■ Data section ■
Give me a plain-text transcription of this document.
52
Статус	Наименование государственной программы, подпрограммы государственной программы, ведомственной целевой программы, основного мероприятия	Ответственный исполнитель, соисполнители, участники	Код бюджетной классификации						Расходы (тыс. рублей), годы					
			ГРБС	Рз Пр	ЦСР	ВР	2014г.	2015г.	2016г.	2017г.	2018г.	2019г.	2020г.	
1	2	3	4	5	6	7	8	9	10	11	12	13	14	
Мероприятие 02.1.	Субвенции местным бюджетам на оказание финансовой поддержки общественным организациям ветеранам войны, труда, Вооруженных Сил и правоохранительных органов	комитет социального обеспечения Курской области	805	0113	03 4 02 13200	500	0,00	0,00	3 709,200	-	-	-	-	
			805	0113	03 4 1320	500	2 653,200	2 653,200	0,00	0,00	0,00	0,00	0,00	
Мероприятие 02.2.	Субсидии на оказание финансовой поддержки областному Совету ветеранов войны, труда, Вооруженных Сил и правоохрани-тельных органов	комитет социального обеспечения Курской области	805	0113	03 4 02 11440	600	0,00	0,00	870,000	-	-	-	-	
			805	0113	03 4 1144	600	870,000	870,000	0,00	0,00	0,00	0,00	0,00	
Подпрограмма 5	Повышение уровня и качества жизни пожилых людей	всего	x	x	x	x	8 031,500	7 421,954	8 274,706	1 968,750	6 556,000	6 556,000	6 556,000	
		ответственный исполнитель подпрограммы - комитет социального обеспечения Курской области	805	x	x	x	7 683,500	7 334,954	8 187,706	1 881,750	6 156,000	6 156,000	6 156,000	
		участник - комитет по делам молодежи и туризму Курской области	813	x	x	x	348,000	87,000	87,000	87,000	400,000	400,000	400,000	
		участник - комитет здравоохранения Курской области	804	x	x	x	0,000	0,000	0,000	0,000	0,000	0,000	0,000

■ Aim ■
Every entry above needs to be quoted exactly.

■ Solution to this problem ■
Give me a plain-text transcription of this document.
52
Статус	Наименование государственной программы, подпрограммы государственной программы, ведомственной целевой программы, основного мероприятия	Ответственный исполнитель, соисполнители, участники	Код бюджетной классификации						Расходы (тыс. рублей), годы					
			ГРБС	Рз Пр	ЦСР	ВР	2014г.	2015г.	2016г.	2017г.	2018г.	2019г.	2020г.	
1	2	3	4	5	6	7	8	9	10	11	12	13	14	
Мероприятие 02.1.	Субвенции местным бюджетам на оказание финансовой поддержки общественным организациям ветеранам войны, труда, Вооруженных Сил и правоохранительных органов	комитет социального обеспечения Курской области	805	0113	03 4 02 13200	500	0,00	0,00	3 709,200	-	-	-	-	
			805	0113	03 4 1320	500	2 653,200	2 653,200	0,00	0,00	0,00	0,00	0,00	
Мероприятие 02.2.	Субсидии на оказание финансовой поддержки областному Совету ветеранов войны, труда, Вооруженных Сил и правоохрани-тельных органов	комитет социального обеспечения Курской области	805	0113	03 4 02 11440	600	0,00	0,00	870,000	-	-	-	-	
			805	0113	03 4 1144	600	870,000	870,000	0,00	0,00	0,00	0,00	0,00	
Подпрограмма 5	Повышение уровня и качества жизни пожилых людей	всего	x	x	x	x	8 031,500	7 421,954	8 274,706	1 968,750	6 556,000	6 556,000	6 556,000	
		ответственный исполнитель подпрограммы - комитет социального обеспечения Курской области	805	x	x	x	7 683,500	7 334,954	8 187,706	1 881,750	6 156,000	6 156,000	6 156,000	
		участник - комитет по делам молодежи и туризму Курской области	813	x	x	x	348,000	87,000	87,000	87,000	400,000	400,000	400,000	
		участник - комитет здравоохранения Курской области	804	x	x	x	0,000	0,000	0,000	0,000	0,000	0,000	0,000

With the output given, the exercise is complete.